- Task to complete: Among these lines, how many include "ylabel"? Answer only with the number.

------------------------------------------------

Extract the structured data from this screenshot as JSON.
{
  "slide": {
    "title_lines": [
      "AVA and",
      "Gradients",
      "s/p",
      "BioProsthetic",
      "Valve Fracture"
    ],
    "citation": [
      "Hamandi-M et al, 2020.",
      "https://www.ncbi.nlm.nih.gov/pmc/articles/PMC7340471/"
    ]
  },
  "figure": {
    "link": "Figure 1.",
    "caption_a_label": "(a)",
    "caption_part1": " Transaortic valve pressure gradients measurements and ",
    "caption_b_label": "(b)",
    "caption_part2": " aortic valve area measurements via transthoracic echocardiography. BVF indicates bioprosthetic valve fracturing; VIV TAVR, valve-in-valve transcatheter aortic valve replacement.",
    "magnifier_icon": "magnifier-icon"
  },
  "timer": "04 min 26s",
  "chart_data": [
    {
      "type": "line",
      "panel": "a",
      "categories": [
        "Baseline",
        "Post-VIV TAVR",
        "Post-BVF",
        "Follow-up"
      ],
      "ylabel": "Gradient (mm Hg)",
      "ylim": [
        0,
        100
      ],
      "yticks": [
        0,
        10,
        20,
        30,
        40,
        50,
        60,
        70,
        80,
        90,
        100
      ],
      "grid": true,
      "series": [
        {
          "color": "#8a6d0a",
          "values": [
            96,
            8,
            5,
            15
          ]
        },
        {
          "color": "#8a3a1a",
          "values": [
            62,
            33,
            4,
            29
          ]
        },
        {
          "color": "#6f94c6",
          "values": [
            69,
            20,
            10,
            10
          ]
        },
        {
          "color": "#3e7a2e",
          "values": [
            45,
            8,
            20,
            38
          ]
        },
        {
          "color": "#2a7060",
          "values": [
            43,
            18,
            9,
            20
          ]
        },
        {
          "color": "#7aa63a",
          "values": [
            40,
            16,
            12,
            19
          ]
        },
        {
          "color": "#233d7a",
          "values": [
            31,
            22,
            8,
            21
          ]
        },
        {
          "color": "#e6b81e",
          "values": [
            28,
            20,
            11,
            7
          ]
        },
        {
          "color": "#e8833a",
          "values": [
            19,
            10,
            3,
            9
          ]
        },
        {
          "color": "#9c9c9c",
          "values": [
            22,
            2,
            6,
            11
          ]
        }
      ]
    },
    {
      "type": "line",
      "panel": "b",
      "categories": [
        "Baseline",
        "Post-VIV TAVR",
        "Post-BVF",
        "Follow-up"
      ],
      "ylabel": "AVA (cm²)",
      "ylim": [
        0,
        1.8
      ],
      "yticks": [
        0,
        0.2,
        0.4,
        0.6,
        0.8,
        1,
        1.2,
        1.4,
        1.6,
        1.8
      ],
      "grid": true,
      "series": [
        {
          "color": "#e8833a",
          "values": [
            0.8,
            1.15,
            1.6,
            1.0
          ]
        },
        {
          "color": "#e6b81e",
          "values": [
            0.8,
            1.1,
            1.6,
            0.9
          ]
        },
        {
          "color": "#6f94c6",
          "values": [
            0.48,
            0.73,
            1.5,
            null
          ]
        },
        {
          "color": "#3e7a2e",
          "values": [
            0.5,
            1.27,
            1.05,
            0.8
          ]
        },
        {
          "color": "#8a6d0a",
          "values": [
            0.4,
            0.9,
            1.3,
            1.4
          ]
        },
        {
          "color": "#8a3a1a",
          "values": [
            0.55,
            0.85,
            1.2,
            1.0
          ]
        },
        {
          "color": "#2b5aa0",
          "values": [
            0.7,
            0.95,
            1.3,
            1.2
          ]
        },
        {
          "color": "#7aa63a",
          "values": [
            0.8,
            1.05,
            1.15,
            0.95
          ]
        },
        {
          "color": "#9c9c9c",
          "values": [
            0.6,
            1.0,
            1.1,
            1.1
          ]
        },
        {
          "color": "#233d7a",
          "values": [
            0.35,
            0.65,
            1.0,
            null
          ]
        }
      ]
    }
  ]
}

------------------------------------------------

- Solution for this task: 2